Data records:
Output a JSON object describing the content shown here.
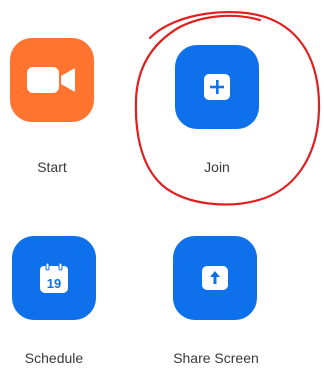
{
  "buttons": {
    "start": {
      "label": "Start",
      "icon": "video-camera-icon",
      "color": "#FF742E"
    },
    "join": {
      "label": "Join",
      "icon": "plus-icon",
      "color": "#0E71EB"
    },
    "schedule": {
      "label": "Schedule",
      "icon": "calendar-icon",
      "calendar_day": "19",
      "color": "#0E71EB"
    },
    "share_screen": {
      "label": "Share Screen",
      "icon": "share-up-arrow-icon",
      "color": "#0E71EB"
    }
  },
  "annotation": {
    "shape": "hand-drawn-circle",
    "color": "#E02020",
    "target": "join"
  }
}
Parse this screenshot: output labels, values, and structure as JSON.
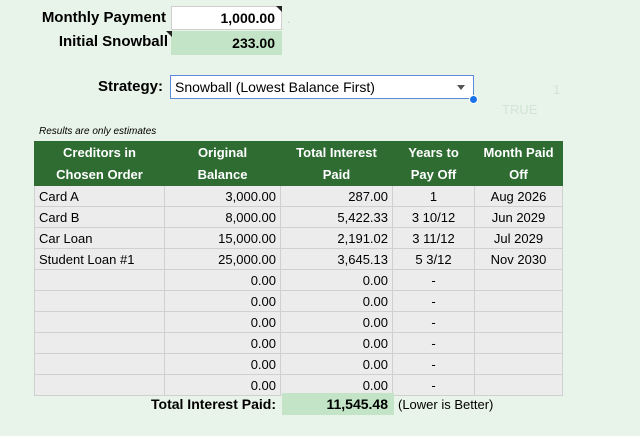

Directions for this task:
What you return should match the records above word for word, minus the pictures.

The solution:
Output a JSON object describing the content shown here.
{
  "buttons": {
    "start": {
      "label": "Start",
      "icon": "video-camera-icon",
      "color": "#FF742E"
    },
    "join": {
      "label": "Join",
      "icon": "plus-icon",
      "color": "#0E71EB"
    },
    "schedule": {
      "label": "Schedule",
      "icon": "calendar-icon",
      "calendar_day": "19",
      "color": "#0E71EB"
    },
    "share_screen": {
      "label": "Share Screen",
      "icon": "share-up-arrow-icon",
      "color": "#0E71EB"
    }
  },
  "annotation": {
    "shape": "hand-drawn-circle",
    "color": "#E02020",
    "target": "join"
  }
}
Parse this screenshot: output labels, values, and structure as JSON.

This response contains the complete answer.